--- BEGIN Records to process ---
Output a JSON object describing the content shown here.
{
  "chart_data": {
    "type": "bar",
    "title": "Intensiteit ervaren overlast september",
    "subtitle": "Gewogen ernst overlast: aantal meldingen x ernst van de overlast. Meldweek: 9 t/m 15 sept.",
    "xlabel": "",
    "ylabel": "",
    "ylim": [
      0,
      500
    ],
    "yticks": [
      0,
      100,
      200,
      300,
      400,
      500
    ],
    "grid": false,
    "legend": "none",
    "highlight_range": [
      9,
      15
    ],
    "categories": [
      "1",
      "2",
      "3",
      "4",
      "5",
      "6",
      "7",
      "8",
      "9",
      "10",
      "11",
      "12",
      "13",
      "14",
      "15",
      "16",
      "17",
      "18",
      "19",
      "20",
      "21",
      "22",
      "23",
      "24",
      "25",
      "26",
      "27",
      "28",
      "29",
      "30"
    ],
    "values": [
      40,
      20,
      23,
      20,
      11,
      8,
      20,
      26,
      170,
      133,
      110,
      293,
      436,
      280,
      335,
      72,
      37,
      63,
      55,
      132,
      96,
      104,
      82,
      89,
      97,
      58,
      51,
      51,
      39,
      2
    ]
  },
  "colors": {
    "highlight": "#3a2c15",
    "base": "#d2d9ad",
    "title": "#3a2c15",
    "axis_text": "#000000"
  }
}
--- END Records to process ---
#### Exercise objective:
Return the material in full, exactly as shown.

#### Response to this task:
Output a JSON object describing the content shown here.
{
  "chart_data": {
    "type": "bar",
    "title": "Intensiteit ervaren overlast september",
    "subtitle": "Gewogen ernst overlast: aantal meldingen x ernst van de overlast. Meldweek: 9 t/m 15 sept.",
    "xlabel": "",
    "ylabel": "",
    "ylim": [
      0,
      500
    ],
    "yticks": [
      0,
      100,
      200,
      300,
      400,
      500
    ],
    "grid": false,
    "legend": "none",
    "highlight_range": [
      9,
      15
    ],
    "categories": [
      "1",
      "2",
      "3",
      "4",
      "5",
      "6",
      "7",
      "8",
      "9",
      "10",
      "11",
      "12",
      "13",
      "14",
      "15",
      "16",
      "17",
      "18",
      "19",
      "20",
      "21",
      "22",
      "23",
      "24",
      "25",
      "26",
      "27",
      "28",
      "29",
      "30"
    ],
    "values": [
      40,
      20,
      23,
      20,
      11,
      8,
      20,
      26,
      170,
      133,
      110,
      293,
      436,
      280,
      335,
      72,
      37,
      63,
      55,
      132,
      96,
      104,
      82,
      89,
      97,
      58,
      51,
      51,
      39,
      2
    ]
  },
  "colors": {
    "highlight": "#3a2c15",
    "base": "#d2d9ad",
    "title": "#3a2c15",
    "axis_text": "#000000"
  }
}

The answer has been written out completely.